- PASSAGE FOR REVIEW -
From the FISA warrant application again in Oct. 2016, Steele, that is, “Source #1 tasked his sub-source(s) to collect the requisite information. After Source #1 received information from the sub-source(s), described herein, Source #1 provided the information to the identified U.S. person who had hired Source #1 and to the FBI.”

A March 2017 Vanity Fair piece about Steele by Howard Blum similarly stated, “[Steele] could count on an army of sources whose loyalty and information he had bought and paid for over the years. There was no safe way he could return to Russia to do the actual digging; the vengeful F.S.B. would be watching him closely. But no doubt he had a working relationship with knowledgeable contacts in London and elsewhere in the West, from angry émigrés to wheeling-and-dealing oligarchs always eager to curry favor with a man with ties to the Secret Service, to political dissidents with well-honed axes to grind. And, perhaps most promising of all, he had access to the networks of well-placed Joes — to use the jargon of his former profession — he’d directed from his desk at London Station, assets who had their eyes and ears on the ground in Russia.”

So, Steele had sources, some of whom would have supposedly spoken to the sources in question but it was hearsay at best. It does not appear Steele spoke to senior Kremlin officials directly, which stand out as key figures in the dossier. And this was reflected in the FISA warrant application by the Justice Department.

And they ran with it anyway; hearsay, in the most top secret court in the land.

The New York Times’ Scott Shane, Adam Goldman and Matthew Rosenberg reported on April 20 that in Jan. 2017 the FBI interviewed one of the main sources for the dossier and came away with “misgivings about its reliability [that] arose not long after the document became public” in Jan. 2017.

Per the Times report: “By January 2017, F.B.I. agents had tracked down and interviewed one of Mr. Steele’s main sources, a Russian speaker from a former Soviet republic who had spent time in the West, according to a Justice Department document and three people familiar with the events, who spoke on the condition of anonymity. After questioning him about where he’d gotten his information, they suspected he might have added his own interpretations to reports passed on by his sources, one of the people said. For the F.B.I., that made it harder to decide what to trust.”

The FBI appeared to discount the possibility of the dossier being Russian disinformation, per the Times report: “F.B.I. agents considered whether Russia had polluted the stream of intelligence, but did not give it much credence, according to the former official.”

- PROBLEM TO SOLVE -
Continue the passage about the Steele dossier and its sources from its last sentence.

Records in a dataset
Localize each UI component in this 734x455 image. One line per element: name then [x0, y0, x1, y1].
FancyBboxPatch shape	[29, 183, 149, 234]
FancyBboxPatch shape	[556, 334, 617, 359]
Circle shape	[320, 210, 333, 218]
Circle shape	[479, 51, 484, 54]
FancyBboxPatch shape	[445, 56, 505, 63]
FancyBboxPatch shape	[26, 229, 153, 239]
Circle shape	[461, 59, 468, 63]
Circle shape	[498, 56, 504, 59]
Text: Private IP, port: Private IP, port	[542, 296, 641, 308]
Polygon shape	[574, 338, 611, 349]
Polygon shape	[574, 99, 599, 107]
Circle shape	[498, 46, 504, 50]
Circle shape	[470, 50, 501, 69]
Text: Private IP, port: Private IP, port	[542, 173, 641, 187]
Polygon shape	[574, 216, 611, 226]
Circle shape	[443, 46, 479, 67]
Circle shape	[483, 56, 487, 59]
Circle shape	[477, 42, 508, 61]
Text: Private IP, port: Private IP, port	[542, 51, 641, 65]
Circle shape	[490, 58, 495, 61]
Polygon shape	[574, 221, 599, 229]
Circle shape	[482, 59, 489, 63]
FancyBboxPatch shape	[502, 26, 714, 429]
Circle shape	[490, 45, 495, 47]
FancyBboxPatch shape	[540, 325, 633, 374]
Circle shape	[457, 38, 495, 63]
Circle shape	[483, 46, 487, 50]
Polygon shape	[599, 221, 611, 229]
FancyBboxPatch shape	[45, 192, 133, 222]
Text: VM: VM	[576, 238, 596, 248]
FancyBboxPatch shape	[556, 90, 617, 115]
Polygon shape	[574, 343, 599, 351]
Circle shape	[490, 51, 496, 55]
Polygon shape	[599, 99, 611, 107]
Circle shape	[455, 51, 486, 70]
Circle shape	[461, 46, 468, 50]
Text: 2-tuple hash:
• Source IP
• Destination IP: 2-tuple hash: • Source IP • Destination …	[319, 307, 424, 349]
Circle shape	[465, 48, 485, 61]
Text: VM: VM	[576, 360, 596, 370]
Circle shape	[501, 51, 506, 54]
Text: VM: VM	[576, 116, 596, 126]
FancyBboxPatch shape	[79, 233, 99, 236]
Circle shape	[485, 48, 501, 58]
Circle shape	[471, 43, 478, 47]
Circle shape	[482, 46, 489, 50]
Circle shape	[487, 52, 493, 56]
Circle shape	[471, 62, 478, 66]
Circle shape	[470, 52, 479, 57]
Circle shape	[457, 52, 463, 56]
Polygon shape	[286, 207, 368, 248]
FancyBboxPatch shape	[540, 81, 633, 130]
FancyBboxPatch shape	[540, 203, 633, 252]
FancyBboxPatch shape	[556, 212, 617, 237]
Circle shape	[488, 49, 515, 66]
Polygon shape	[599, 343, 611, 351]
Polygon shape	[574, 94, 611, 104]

- SOLVED PROBLEM -
So, there were tons of red flags that could have and should have been raised about the Steele dossier and the allegations against Trump, all of which would have been cause to end the investigation that went nowhere.

And yet, perhaps the worst possible outcome here would be a self-serving conclusion from the inspector general is that FISA was not violated, even though the allegations into Trump were made up by his political opponents. That would mean that it is the law itself that is broken if it allows hearsay as evidence of treason.

If that’s the case, then FISA must not be reauthorized.

On the other hand, we know that in October that the investigation by U.S. Attorney John Durham has been expanded into a criminal probe. So, there’s a contradiction, and perhaps a disagreement within the Justice Department over the conduct by the Obama administration in its last few months, when it obtained court-ordered spying on the Trump campaign, the opposition party, in an election year.

It is up to Attorney General Barr to answer these questions. Public confidence in the Justice Department hangs by a thread. If nobody goes to jail for putting the country through this nightmare, this national fraud, it will happen again.

That is why, here, the inspector general’s opinion is interesting, but appears preliminary and not the final word on this matter, which lays with Barr. But the Attorney General needs to help out Congress here. If this spying based on false hearsay allegations was not prohibited by FISA, then Congress needs his recommendations, because it needs to be, or else FISA shouldn’t be reauthorized.

Robert Romano is the Vice President of Public Policy at Americans for Limited Government.